Brief -
Leave out any picture and return the remaining listing below exactly as given.

Dataset items
+ + + +

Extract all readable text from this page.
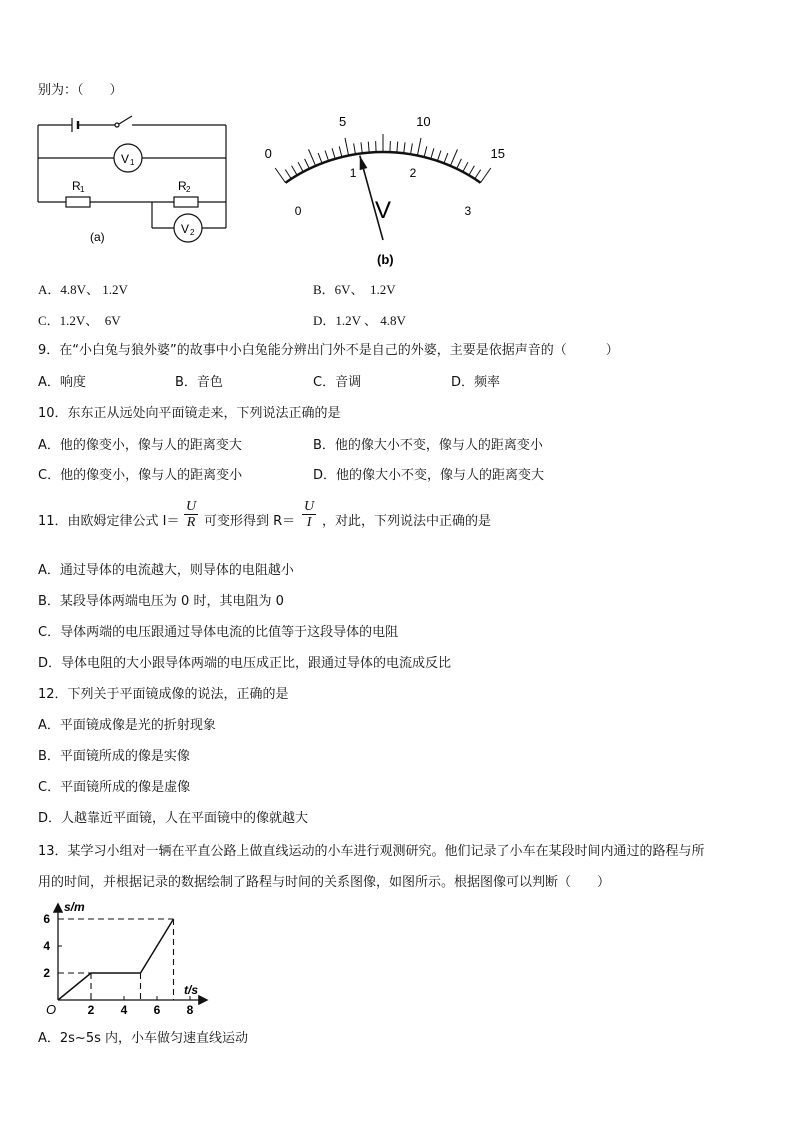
别为：（　　）
V 1
V 2
R 1	R 2
(a)
0
5	10
15
0
1	2
3
V
(b)
A．4.8V、 1.2V	B．6V、　1.2V
C．1.2V、　6V	D．1.2V 、 4.8V
9．在“小白兔与狼外婆”的故事中小白兔能分辨出门外不是自己的外婆，主要是依据声音的（　　　）
A．响度	B．音色	C．音调	D．频率
10．东东正从远处向平面镜走来，下列说法正确的是
A．他的像变小，像与人的距离变大	B．他的像大小不变，像与人的距离变小
C．他的像变小，像与人的距离变小	D．他的像大小不变，像与人的距离变大
11．由欧姆定律公式 $I= \frac{U}{R}$ 可变形得到 $R= \frac{U}{I}$ ，对此，下列说法中正确的是
A．通过导体的电流越大，则导体的电阻越小
B．某段导体两端电压为 0 时，其电阻为 0
C．导体两端的电压跟通过导体电流的比值等于这段导体的电阻
D．导体电阻的大小跟导体两端的电压成正比，跟通过导体的电流成反比
12．下列关于平面镜成像的说法，正确的是
A．平面镜成像是光的折射现象
B．平面镜所成的像是实像
C．平面镜所成的像是虚像
D．人越靠近平面镜，人在平面镜中的像就越大
13．某学习小组对一辆在平直公路上做直线运动的小车进行观测研究。他们记录了小车在某段时间内通过的路程与所
用的时间，并根据记录的数据绘制了路程与时间的关系图像，如图所示。根据图像可以判断（　　）
2 4 6 8
2
4
6
s/m
t/s
O
A．2s~5s 内，小车做匀速直线运动
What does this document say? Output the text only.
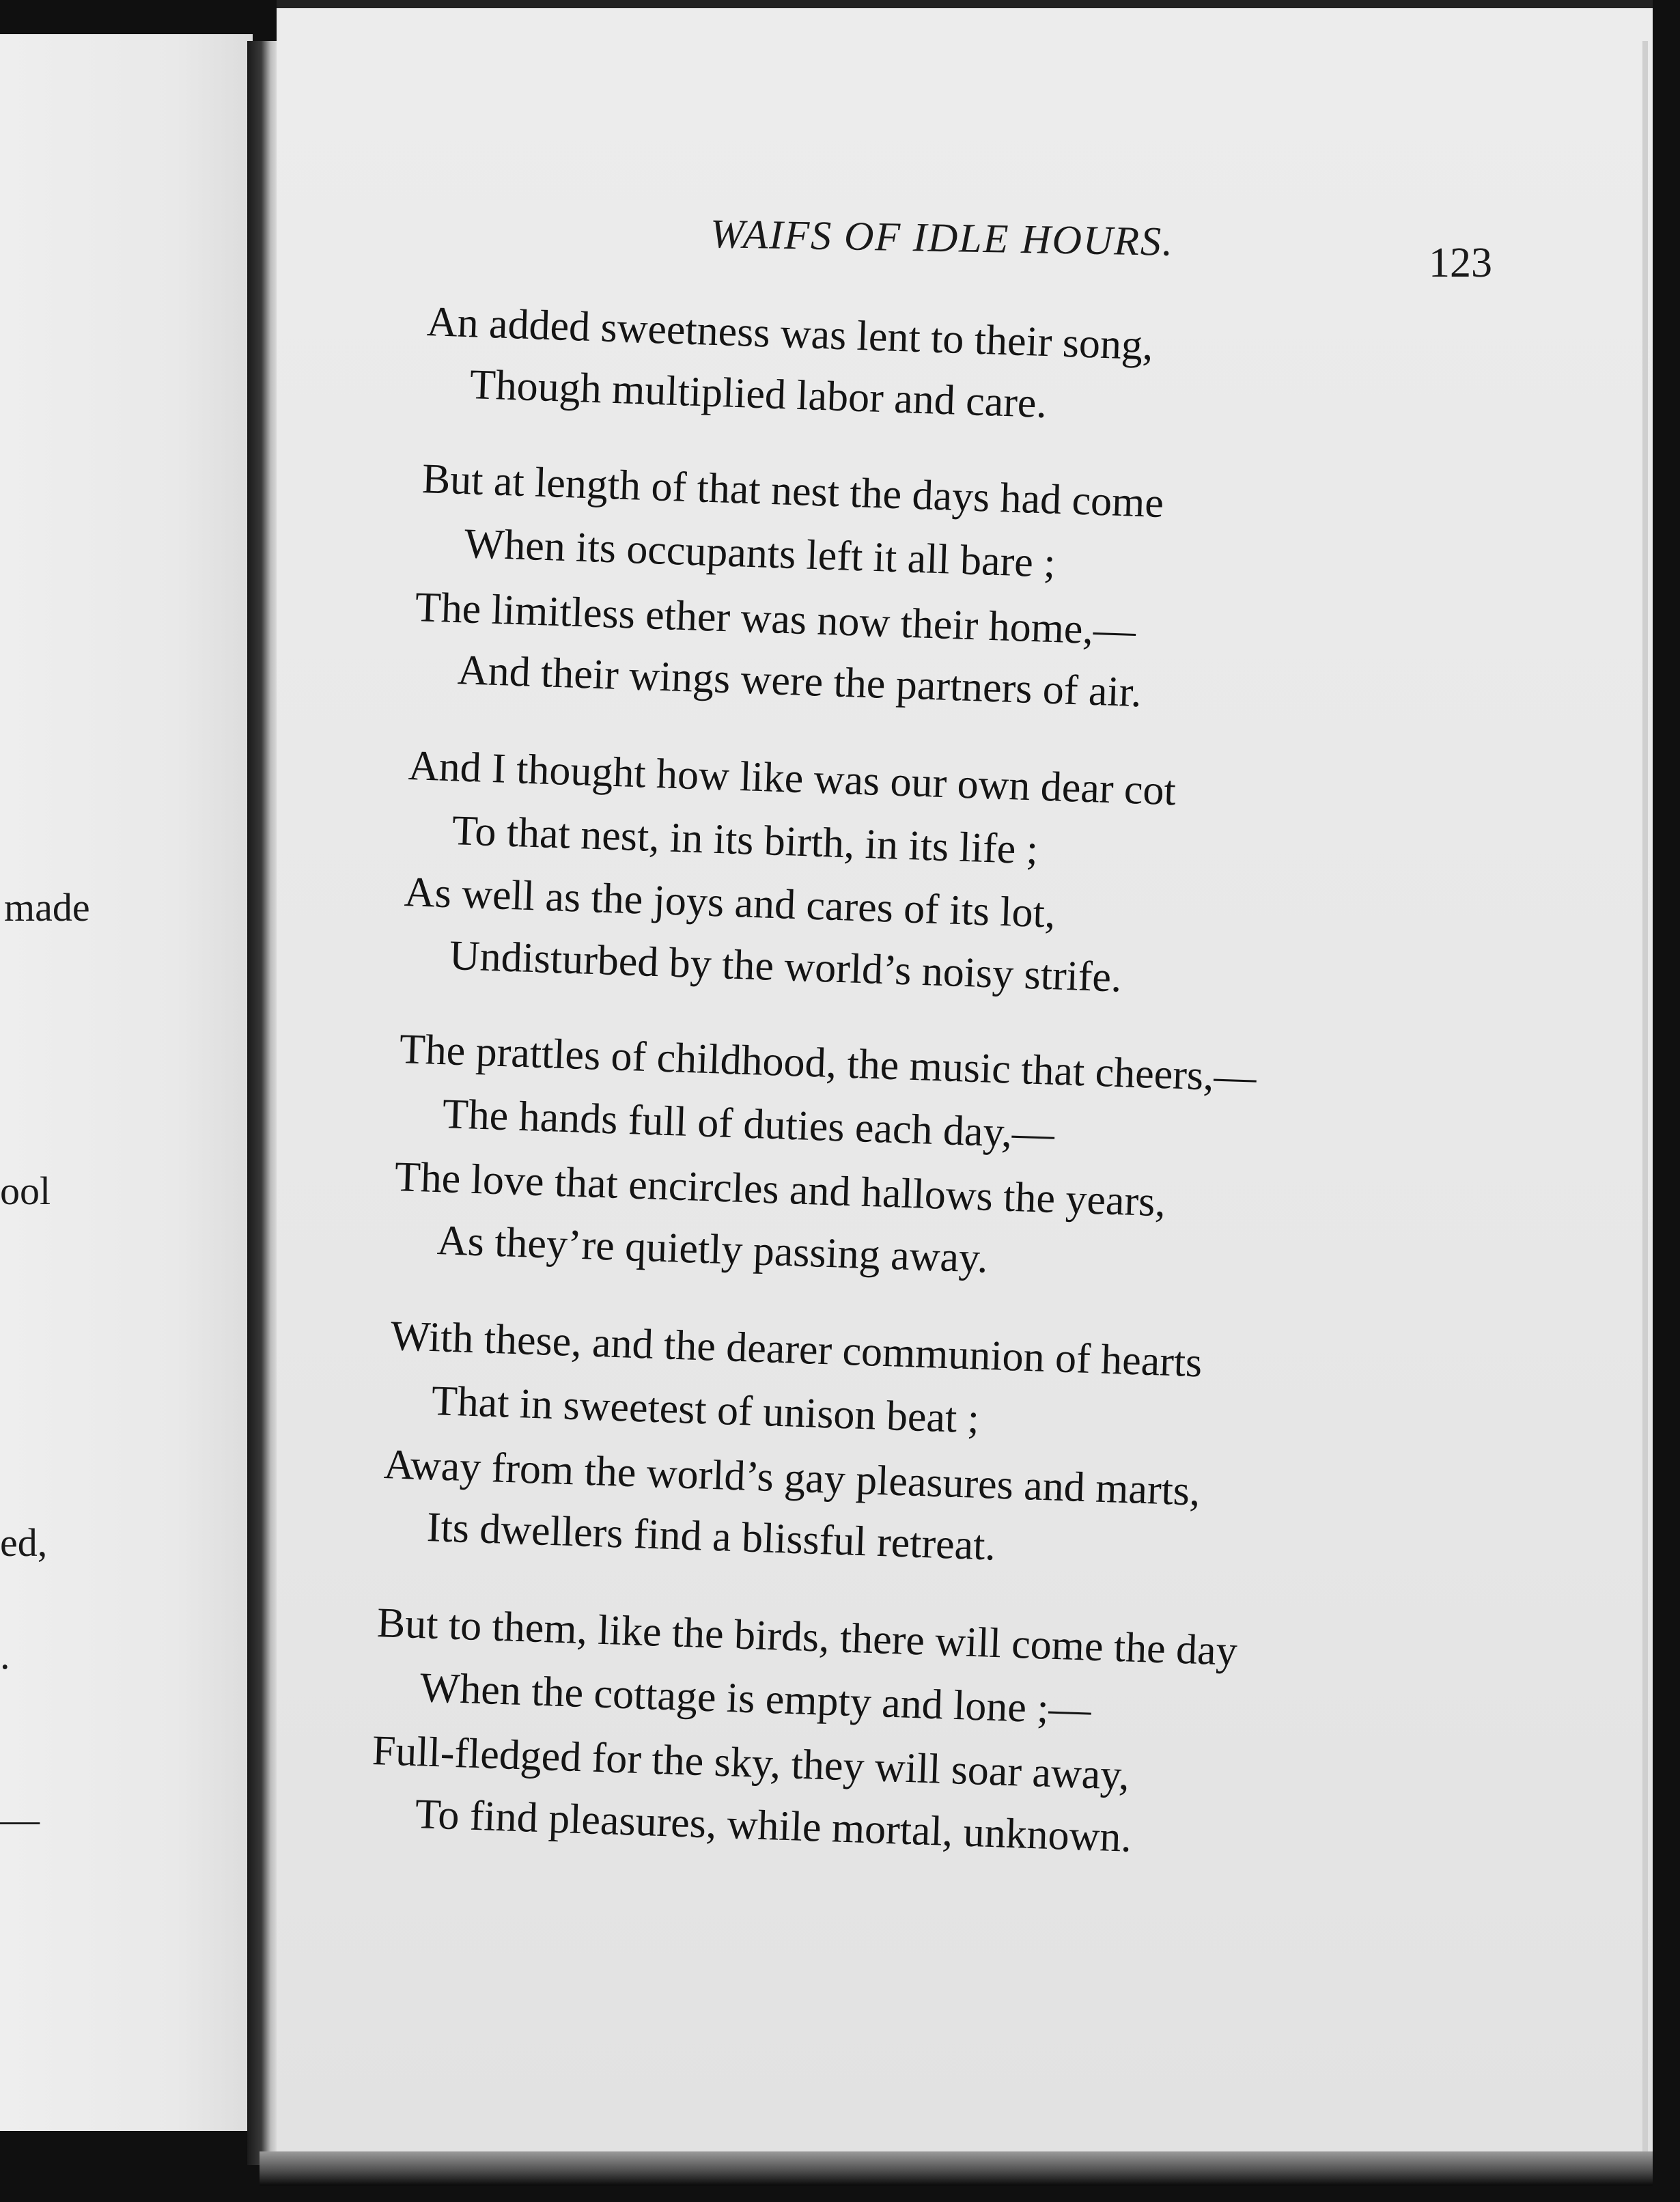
made
ool
ed,
.
—
WAIFS OF IDLE HOURS.	123
An added sweetness was lent to their song,
Though multiplied labor and care.
But at length of that nest the days had come
When its occupants left it all bare ;
The limitless ether was now their home,—
And their wings were the partners of air.
And I thought how like was our own dear cot
To that nest, in its birth, in its life ;
As well as the joys and cares of its lot,
Undisturbed by the world’s noisy strife.
The prattles of childhood, the music that cheers,—
The hands full of duties each day,—
The love that encircles and hallows the years,
As they’re quietly passing away.
With these, and the dearer communion of hearts
That in sweetest of unison beat ;
Away from the world’s gay pleasures and marts,
Its dwellers find a blissful retreat.
But to them, like the birds, there will come the day
When the cottage is empty and lone ;—
Full-fledged for the sky, they will soar away,
To find pleasures, while mortal, unknown.
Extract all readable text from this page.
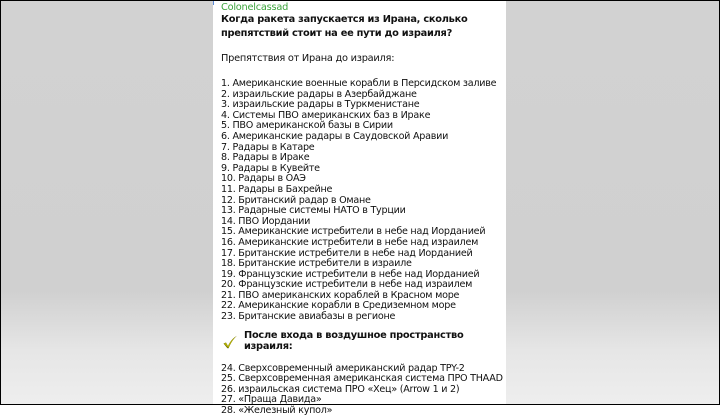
Colonelcassad
Когда ракета запускается из Ирана, сколько препятствий стоит на ее пути до израиля?
Препятствия от Ирана до израиля:
1. Американские военные корабли в Персидском заливе
2. израильские радары в Азербайджане
3. израильские радары в Туркменистане
4. Системы ПВО американских баз в Ираке
5. ПВО американской базы в Сирии
6. Американские радары в Саудовской Аравии
7. Радары в Катаре
8. Радары в Ираке
9. Радары в Кувейте
10. Радары в ОАЭ
11. Радары в Бахрейне
12. Британский радар в Омане
13. Радарные системы НАТО в Турции
14. ПВО Иордании
15. Американские истребители в небе над Иорданией
16. Американские истребители в небе над израилем
17. Британские истребители в небе над Иорданией
18. Британские истребители в израиле
19. Французские истребители в небе над Иорданией
20. Французские истребители в небе над израилем
21. ПВО американских кораблей в Красном море
22. Американские корабли в Средиземном море
23. Британские авиабазы в регионе
После входа в воздушное пространство израиля:
24. Сверхсовременный американский радар TPY-2
25. Сверхсовременная американская система ПРО THAAD
26. израильская система ПРО «Хец» (Arrow 1 и 2)
27. «Праща Давида»
28. «Железный купол»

+ + + +

Output of the task -
Extract all readable text from this page.
别为：（　　）
V 1
V 2
R 1	R 2
(a)
0
5	10
15
0
1	2
3
V
(b)
A．4.8V、 1.2V	B．6V、　1.2V
C．1.2V、　6V	D．1.2V 、 4.8V
9．在“小白兔与狼外婆”的故事中小白兔能分辨出门外不是自己的外婆，主要是依据声音的（　　　）
A．响度	B．音色	C．音调	D．频率
10．东东正从远处向平面镜走来，下列说法正确的是
A．他的像变小，像与人的距离变大	B．他的像大小不变，像与人的距离变小
C．他的像变小，像与人的距离变小	D．他的像大小不变，像与人的距离变大
11．由欧姆定律公式 $I= \frac{U}{R}$ 可变形得到 $R= \frac{U}{I}$ ，对此，下列说法中正确的是
A．通过导体的电流越大，则导体的电阻越小
B．某段导体两端电压为 0 时，其电阻为 0
C．导体两端的电压跟通过导体电流的比值等于这段导体的电阻
D．导体电阻的大小跟导体两端的电压成正比，跟通过导体的电流成反比
12．下列关于平面镜成像的说法，正确的是
A．平面镜成像是光的折射现象
B．平面镜所成的像是实像
C．平面镜所成的像是虚像
D．人越靠近平面镜，人在平面镜中的像就越大
13．某学习小组对一辆在平直公路上做直线运动的小车进行观测研究。他们记录了小车在某段时间内通过的路程与所
用的时间，并根据记录的数据绘制了路程与时间的关系图像，如图所示。根据图像可以判断（　　）
2 4 6 8
2
4
6
s/m
t/s
O
A．2s~5s 内，小车做匀速直线运动
What does this document say? Output the text only.
made
ool
ed,
.
—
WAIFS OF IDLE HOURS.	123
An added sweetness was lent to their song,
Though multiplied labor and care.
But at length of that nest the days had come
When its occupants left it all bare ;
The limitless ether was now their home,—
And their wings were the partners of air.
And I thought how like was our own dear cot
To that nest, in its birth, in its life ;
As well as the joys and cares of its lot,
Undisturbed by the world’s noisy strife.
The prattles of childhood, the music that cheers,—
The hands full of duties each day,—
The love that encircles and hallows the years,
As they’re quietly passing away.
With these, and the dearer communion of hearts
That in sweetest of unison beat ;
Away from the world’s gay pleasures and marts,
Its dwellers find a blissful retreat.
But to them, like the birds, there will come the day
When the cottage is empty and lone ;—
Full-fledged for the sky, they will soar away,
To find pleasures, while mortal, unknown.
Extract all readable text from this page.
Colonelcassad
Когда ракета запускается из Ирана, сколько препятствий стоит на ее пути до израиля?
Препятствия от Ирана до израиля:
1. Американские военные корабли в Персидском заливе
2. израильские радары в Азербайджане
3. израильские радары в Туркменистане
4. Системы ПВО американских баз в Ираке
5. ПВО американской базы в Сирии
6. Американские радары в Саудовской Аравии
7. Радары в Катаре
8. Радары в Ираке
9. Радары в Кувейте
10. Радары в ОАЭ
11. Радары в Бахрейне
12. Британский радар в Омане
13. Радарные системы НАТО в Турции
14. ПВО Иордании
15. Американские истребители в небе над Иорданией
16. Американские истребители в небе над израилем
17. Британские истребители в небе над Иорданией
18. Британские истребители в израиле
19. Французские истребители в небе над Иорданией
20. Французские истребители в небе над израилем
21. ПВО американских кораблей в Красном море
22. Американские корабли в Средиземном море
23. Британские авиабазы в регионе
После входа в воздушное пространство израиля:
24. Сверхсовременный американский радар TPY-2
25. Сверхсовременная американская система ПРО THAAD
26. израильская система ПРО «Хец» (Arrow 1 и 2)
27. «Праща Давида»
28. «Железный купол»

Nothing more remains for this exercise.